Available data -
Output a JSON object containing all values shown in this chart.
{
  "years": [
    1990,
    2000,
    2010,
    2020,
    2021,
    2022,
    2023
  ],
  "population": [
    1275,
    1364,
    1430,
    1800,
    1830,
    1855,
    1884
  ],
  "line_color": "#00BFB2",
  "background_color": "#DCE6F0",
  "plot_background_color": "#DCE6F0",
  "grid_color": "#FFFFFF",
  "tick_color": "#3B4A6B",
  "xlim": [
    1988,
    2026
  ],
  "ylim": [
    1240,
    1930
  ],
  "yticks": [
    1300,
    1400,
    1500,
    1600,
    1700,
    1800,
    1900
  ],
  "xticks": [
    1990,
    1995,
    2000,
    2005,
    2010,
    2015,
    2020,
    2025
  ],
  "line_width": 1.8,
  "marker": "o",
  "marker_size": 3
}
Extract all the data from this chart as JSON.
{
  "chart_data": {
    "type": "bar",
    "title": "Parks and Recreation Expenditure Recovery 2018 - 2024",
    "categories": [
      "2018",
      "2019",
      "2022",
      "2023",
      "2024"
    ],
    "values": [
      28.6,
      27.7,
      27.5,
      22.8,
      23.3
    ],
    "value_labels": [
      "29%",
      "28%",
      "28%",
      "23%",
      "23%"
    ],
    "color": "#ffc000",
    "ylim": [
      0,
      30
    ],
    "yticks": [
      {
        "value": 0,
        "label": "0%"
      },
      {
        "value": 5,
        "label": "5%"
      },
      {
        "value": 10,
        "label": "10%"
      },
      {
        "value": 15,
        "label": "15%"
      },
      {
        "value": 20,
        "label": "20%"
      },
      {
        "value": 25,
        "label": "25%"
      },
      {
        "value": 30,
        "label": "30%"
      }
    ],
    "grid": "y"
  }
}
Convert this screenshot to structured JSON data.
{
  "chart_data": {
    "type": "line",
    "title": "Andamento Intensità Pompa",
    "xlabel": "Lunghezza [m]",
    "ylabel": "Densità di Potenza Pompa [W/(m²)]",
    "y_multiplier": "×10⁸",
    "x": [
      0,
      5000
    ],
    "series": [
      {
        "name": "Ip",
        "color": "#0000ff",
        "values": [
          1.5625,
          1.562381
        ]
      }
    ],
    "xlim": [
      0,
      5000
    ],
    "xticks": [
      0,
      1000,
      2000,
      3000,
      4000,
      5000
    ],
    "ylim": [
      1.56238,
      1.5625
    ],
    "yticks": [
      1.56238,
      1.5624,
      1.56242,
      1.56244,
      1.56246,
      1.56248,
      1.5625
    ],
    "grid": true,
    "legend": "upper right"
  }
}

What is required - Return each line in the records that holds the string "Pompa".

Complete output -
    "title": "Andamento Intensità Pompa",
    "ylabel": "Densità di Potenza Pompa [W/(m²)]",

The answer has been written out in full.